## [WHAT THE EXERCISE ASKS]
Look through the records below, and copy out every line that holds the string "表述正确".

## [RECORDS SUPPLIED]
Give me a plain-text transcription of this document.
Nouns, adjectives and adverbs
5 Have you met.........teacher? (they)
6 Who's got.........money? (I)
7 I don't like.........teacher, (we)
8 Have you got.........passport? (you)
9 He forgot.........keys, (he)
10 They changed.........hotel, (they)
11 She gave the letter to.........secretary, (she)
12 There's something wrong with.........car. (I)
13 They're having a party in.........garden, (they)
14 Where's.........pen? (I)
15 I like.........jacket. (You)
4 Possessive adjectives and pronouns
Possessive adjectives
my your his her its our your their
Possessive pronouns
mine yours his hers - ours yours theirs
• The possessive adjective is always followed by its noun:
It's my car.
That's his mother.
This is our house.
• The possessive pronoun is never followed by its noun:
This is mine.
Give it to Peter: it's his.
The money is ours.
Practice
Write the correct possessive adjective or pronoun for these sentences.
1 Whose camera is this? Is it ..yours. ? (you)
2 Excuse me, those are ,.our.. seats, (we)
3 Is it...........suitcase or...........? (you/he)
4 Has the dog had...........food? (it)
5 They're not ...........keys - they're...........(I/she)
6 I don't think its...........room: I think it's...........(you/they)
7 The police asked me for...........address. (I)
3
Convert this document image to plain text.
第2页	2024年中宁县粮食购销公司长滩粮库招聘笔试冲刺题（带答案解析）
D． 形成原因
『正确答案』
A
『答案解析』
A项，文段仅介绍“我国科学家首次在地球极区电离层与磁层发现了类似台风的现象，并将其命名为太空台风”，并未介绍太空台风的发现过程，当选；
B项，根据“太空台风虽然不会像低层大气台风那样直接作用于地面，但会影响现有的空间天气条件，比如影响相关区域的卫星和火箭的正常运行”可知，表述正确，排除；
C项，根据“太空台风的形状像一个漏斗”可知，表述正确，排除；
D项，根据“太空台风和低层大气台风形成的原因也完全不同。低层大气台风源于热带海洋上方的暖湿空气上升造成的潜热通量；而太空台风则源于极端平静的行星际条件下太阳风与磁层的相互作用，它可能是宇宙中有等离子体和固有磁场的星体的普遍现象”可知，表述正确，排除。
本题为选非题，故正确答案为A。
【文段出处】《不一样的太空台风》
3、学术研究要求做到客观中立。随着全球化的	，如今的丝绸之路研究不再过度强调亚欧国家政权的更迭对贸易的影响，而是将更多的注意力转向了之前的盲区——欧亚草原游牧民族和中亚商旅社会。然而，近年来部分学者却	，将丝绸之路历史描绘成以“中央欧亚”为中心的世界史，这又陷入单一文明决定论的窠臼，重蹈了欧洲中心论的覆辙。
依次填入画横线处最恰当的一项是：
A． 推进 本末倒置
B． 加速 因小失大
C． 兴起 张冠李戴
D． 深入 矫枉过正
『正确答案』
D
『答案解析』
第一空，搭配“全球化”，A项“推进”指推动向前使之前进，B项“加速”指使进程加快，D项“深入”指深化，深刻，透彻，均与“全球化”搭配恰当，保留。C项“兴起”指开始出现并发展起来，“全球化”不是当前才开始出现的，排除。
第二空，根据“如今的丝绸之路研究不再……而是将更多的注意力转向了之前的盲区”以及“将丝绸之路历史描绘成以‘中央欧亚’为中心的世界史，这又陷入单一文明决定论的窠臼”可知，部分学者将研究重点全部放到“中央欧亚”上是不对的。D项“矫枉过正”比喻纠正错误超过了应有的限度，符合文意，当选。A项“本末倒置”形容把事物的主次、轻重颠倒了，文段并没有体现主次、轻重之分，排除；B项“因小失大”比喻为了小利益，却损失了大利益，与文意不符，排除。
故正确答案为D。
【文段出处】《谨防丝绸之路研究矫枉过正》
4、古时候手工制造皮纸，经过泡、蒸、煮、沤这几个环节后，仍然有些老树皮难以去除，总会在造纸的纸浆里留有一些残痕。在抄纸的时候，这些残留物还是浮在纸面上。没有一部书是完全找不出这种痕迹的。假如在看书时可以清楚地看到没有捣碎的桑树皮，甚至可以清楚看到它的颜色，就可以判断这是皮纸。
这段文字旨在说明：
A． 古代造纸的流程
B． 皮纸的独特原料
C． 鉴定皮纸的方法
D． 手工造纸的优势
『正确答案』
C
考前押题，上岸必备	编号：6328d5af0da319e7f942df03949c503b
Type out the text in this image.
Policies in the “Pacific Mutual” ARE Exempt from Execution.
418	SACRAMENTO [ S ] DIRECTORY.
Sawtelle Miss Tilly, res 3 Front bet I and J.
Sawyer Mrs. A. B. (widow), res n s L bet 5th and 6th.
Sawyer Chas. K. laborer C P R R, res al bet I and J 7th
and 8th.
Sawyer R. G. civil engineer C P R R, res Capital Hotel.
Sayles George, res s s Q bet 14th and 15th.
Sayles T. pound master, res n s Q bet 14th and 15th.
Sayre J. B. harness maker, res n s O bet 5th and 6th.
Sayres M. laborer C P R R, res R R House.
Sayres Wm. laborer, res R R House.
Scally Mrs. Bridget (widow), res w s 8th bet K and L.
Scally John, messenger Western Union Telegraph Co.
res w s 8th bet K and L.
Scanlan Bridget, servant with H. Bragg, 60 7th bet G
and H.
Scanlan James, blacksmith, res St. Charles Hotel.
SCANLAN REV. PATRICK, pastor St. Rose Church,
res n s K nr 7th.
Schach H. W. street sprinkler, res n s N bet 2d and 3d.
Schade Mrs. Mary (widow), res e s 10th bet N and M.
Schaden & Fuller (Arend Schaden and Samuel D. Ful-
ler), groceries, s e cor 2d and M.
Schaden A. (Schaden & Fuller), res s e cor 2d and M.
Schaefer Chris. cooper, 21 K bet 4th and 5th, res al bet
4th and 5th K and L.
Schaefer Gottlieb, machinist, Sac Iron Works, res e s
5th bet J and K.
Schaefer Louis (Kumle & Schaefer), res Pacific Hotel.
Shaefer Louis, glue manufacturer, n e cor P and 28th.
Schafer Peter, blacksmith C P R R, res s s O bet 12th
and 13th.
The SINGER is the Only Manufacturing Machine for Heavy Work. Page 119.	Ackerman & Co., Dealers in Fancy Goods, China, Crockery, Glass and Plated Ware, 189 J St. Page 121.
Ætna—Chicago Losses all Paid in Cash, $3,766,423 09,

## [SOLUTION TO THIS PROBLEM]
B项，根据“太空台风虽然不会像低层大气台风那样直接作用于地面，但会影响现有的空间天气条件，比如影响相关区域的卫星和火箭的正常运行”可知，表述正确，排除；
C项，根据“太空台风的形状像一个漏斗”可知，表述正确，排除；
D项，根据“太空台风和低层大气台风形成的原因也完全不同。低层大气台风源于热带海洋上方的暖湿空气上升造成的潜热通量；而太空台风则源于极端平静的行星际条件下太阳风与磁层的相互作用，它可能是宇宙中有等离子体和固有磁场的星体的普遍现象”可知，表述正确，排除。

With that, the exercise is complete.